== Work required ==
Print out every record exactly as it appears.

(Rows from a figure dataset)
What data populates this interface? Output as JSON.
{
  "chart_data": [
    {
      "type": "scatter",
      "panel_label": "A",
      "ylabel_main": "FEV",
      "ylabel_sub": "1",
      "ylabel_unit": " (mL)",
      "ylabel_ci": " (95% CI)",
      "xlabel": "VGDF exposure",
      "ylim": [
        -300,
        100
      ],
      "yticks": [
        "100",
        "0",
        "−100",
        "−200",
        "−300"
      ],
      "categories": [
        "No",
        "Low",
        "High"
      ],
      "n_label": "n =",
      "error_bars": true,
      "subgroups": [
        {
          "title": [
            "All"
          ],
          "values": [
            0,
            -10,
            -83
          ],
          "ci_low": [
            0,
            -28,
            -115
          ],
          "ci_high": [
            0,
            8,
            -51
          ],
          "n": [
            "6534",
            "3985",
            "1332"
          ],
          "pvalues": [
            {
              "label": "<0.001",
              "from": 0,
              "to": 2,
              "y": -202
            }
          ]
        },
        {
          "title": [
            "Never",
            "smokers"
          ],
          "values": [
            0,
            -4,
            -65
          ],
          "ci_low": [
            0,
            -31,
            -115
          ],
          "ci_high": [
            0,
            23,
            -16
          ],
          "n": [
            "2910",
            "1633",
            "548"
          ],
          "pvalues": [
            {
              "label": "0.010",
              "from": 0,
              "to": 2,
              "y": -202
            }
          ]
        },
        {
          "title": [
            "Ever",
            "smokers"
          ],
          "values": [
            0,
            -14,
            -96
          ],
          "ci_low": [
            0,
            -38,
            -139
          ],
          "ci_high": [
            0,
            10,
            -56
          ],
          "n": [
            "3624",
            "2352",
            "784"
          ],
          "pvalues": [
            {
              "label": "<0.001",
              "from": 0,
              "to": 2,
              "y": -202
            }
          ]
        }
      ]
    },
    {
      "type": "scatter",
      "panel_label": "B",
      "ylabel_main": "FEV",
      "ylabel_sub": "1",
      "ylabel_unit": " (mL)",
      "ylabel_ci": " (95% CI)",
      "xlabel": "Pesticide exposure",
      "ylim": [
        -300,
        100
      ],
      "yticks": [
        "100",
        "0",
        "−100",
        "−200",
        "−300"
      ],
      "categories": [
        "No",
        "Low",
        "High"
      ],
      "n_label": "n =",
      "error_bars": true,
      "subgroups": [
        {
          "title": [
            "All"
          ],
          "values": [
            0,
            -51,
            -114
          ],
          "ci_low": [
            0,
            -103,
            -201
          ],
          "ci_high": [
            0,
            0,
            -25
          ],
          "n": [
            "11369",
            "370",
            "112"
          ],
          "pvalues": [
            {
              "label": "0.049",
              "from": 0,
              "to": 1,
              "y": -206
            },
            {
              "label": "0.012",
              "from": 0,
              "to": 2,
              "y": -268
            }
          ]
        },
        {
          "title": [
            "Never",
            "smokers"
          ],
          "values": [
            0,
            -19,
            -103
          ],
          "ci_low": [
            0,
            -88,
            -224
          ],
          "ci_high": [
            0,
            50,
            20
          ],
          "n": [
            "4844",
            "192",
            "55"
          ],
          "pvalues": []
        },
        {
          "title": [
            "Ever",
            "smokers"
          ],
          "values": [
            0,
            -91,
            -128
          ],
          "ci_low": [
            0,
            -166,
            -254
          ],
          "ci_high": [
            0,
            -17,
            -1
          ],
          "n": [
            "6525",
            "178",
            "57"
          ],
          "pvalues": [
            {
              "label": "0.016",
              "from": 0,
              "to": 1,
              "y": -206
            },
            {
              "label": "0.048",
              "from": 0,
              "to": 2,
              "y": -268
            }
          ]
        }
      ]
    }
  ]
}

== Solution below ==
What data populates this interface? Output as JSON.
{
  "chart_data": [
    {
      "type": "scatter",
      "panel_label": "A",
      "ylabel_main": "FEV",
      "ylabel_sub": "1",
      "ylabel_unit": " (mL)",
      "ylabel_ci": " (95% CI)",
      "xlabel": "VGDF exposure",
      "ylim": [
        -300,
        100
      ],
      "yticks": [
        "100",
        "0",
        "−100",
        "−200",
        "−300"
      ],
      "categories": [
        "No",
        "Low",
        "High"
      ],
      "n_label": "n =",
      "error_bars": true,
      "subgroups": [
        {
          "title": [
            "All"
          ],
          "values": [
            0,
            -10,
            -83
          ],
          "ci_low": [
            0,
            -28,
            -115
          ],
          "ci_high": [
            0,
            8,
            -51
          ],
          "n": [
            "6534",
            "3985",
            "1332"
          ],
          "pvalues": [
            {
              "label": "<0.001",
              "from": 0,
              "to": 2,
              "y": -202
            }
          ]
        },
        {
          "title": [
            "Never",
            "smokers"
          ],
          "values": [
            0,
            -4,
            -65
          ],
          "ci_low": [
            0,
            -31,
            -115
          ],
          "ci_high": [
            0,
            23,
            -16
          ],
          "n": [
            "2910",
            "1633",
            "548"
          ],
          "pvalues": [
            {
              "label": "0.010",
              "from": 0,
              "to": 2,
              "y": -202
            }
          ]
        },
        {
          "title": [
            "Ever",
            "smokers"
          ],
          "values": [
            0,
            -14,
            -96
          ],
          "ci_low": [
            0,
            -38,
            -139
          ],
          "ci_high": [
            0,
            10,
            -56
          ],
          "n": [
            "3624",
            "2352",
            "784"
          ],
          "pvalues": [
            {
              "label": "<0.001",
              "from": 0,
              "to": 2,
              "y": -202
            }
          ]
        }
      ]
    },
    {
      "type": "scatter",
      "panel_label": "B",
      "ylabel_main": "FEV",
      "ylabel_sub": "1",
      "ylabel_unit": " (mL)",
      "ylabel_ci": " (95% CI)",
      "xlabel": "Pesticide exposure",
      "ylim": [
        -300,
        100
      ],
      "yticks": [
        "100",
        "0",
        "−100",
        "−200",
        "−300"
      ],
      "categories": [
        "No",
        "Low",
        "High"
      ],
      "n_label": "n =",
      "error_bars": true,
      "subgroups": [
        {
          "title": [
            "All"
          ],
          "values": [
            0,
            -51,
            -114
          ],
          "ci_low": [
            0,
            -103,
            -201
          ],
          "ci_high": [
            0,
            0,
            -25
          ],
          "n": [
            "11369",
            "370",
            "112"
          ],
          "pvalues": [
            {
              "label": "0.049",
              "from": 0,
              "to": 1,
              "y": -206
            },
            {
              "label": "0.012",
              "from": 0,
              "to": 2,
              "y": -268
            }
          ]
        },
        {
          "title": [
            "Never",
            "smokers"
          ],
          "values": [
            0,
            -19,
            -103
          ],
          "ci_low": [
            0,
            -88,
            -224
          ],
          "ci_high": [
            0,
            50,
            20
          ],
          "n": [
            "4844",
            "192",
            "55"
          ],
          "pvalues": []
        },
        {
          "title": [
            "Ever",
            "smokers"
          ],
          "values": [
            0,
            -91,
            -128
          ],
          "ci_low": [
            0,
            -166,
            -254
          ],
          "ci_high": [
            0,
            -17,
            -1
          ],
          "n": [
            "6525",
            "178",
            "57"
          ],
          "pvalues": [
            {
              "label": "0.016",
              "from": 0,
              "to": 1,
              "y": -206
            },
            {
              "label": "0.048",
              "from": 0,
              "to": 2,
              "y": -268
            }
          ]
        }
      ]
    }
  ]
}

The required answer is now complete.